◆ Given records
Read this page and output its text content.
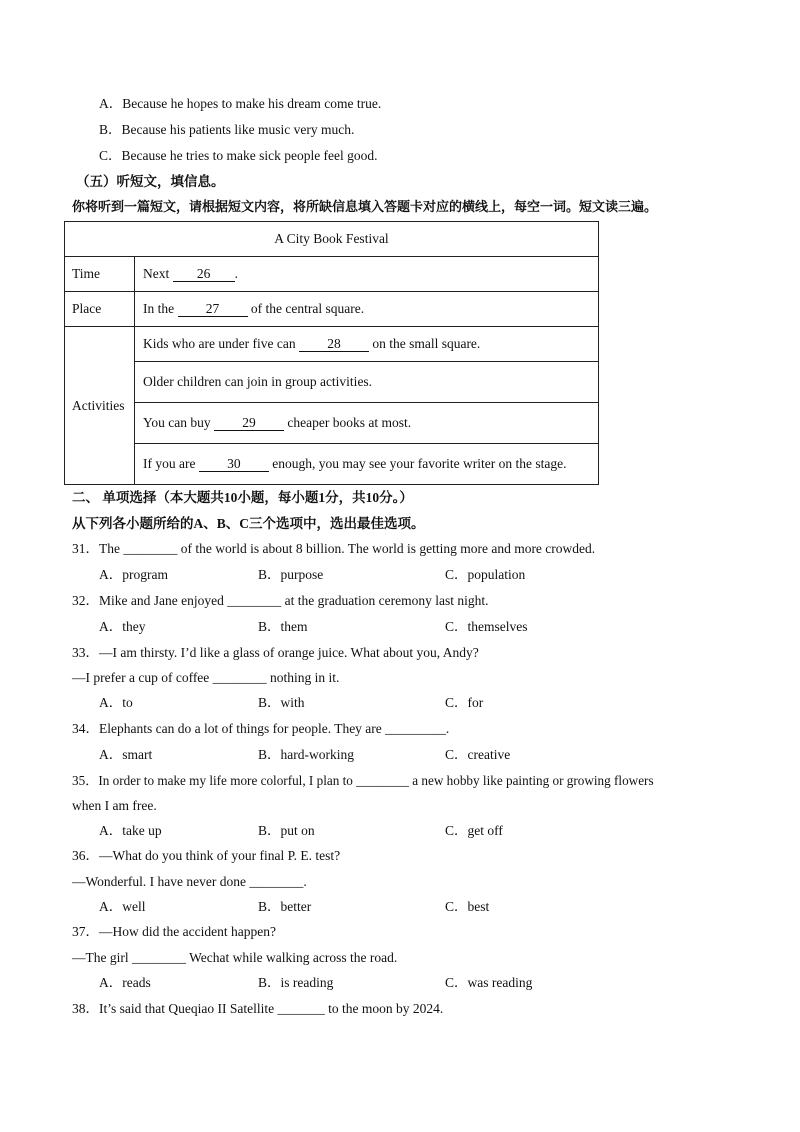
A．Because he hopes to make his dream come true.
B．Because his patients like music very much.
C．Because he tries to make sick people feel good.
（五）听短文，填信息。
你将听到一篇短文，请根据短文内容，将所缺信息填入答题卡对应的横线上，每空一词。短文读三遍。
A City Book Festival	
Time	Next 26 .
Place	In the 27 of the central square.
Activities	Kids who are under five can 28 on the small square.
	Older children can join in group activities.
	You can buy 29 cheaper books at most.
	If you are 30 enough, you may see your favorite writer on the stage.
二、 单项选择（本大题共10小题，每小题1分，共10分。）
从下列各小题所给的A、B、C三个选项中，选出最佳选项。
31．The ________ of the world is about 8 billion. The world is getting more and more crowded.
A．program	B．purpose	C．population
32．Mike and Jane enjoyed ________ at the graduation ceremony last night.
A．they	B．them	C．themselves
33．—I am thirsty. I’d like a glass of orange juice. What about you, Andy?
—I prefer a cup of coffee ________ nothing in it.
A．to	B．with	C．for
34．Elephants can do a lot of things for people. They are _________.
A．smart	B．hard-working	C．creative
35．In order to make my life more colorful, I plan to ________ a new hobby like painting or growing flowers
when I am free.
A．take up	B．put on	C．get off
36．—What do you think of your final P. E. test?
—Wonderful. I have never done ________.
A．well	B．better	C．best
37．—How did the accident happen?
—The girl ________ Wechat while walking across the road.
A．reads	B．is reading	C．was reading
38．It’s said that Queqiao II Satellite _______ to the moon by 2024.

◆ Required action
Where a record above contains a picture, leave the picture out and transcribe everything else exactly.

◆ Answer space
Read this page and output its text content.
A．Because he hopes to make his dream come true.
B．Because his patients like music very much.
C．Because he tries to make sick people feel good.
（五）听短文，填信息。
你将听到一篇短文，请根据短文内容，将所缺信息填入答题卡对应的横线上，每空一词。短文读三遍。
A City Book Festival	
Time	Next 26 .
Place	In the 27 of the central square.
Activities	Kids who are under five can 28 on the small square.
	Older children can join in group activities.
	You can buy 29 cheaper books at most.
	If you are 30 enough, you may see your favorite writer on the stage.
二、 单项选择（本大题共10小题，每小题1分，共10分。）
从下列各小题所给的A、B、C三个选项中，选出最佳选项。
31．The ________ of the world is about 8 billion. The world is getting more and more crowded.
A．program	B．purpose	C．population
32．Mike and Jane enjoyed ________ at the graduation ceremony last night.
A．they	B．them	C．themselves
33．—I am thirsty. I’d like a glass of orange juice. What about you, Andy?
—I prefer a cup of coffee ________ nothing in it.
A．to	B．with	C．for
34．Elephants can do a lot of things for people. They are _________.
A．smart	B．hard-working	C．creative
35．In order to make my life more colorful, I plan to ________ a new hobby like painting or growing flowers
when I am free.
A．take up	B．put on	C．get off
36．—What do you think of your final P. E. test?
—Wonderful. I have never done ________.
A．well	B．better	C．best
37．—How did the accident happen?
—The girl ________ Wechat while walking across the road.
A．reads	B．is reading	C．was reading
38．It’s said that Queqiao II Satellite _______ to the moon by 2024.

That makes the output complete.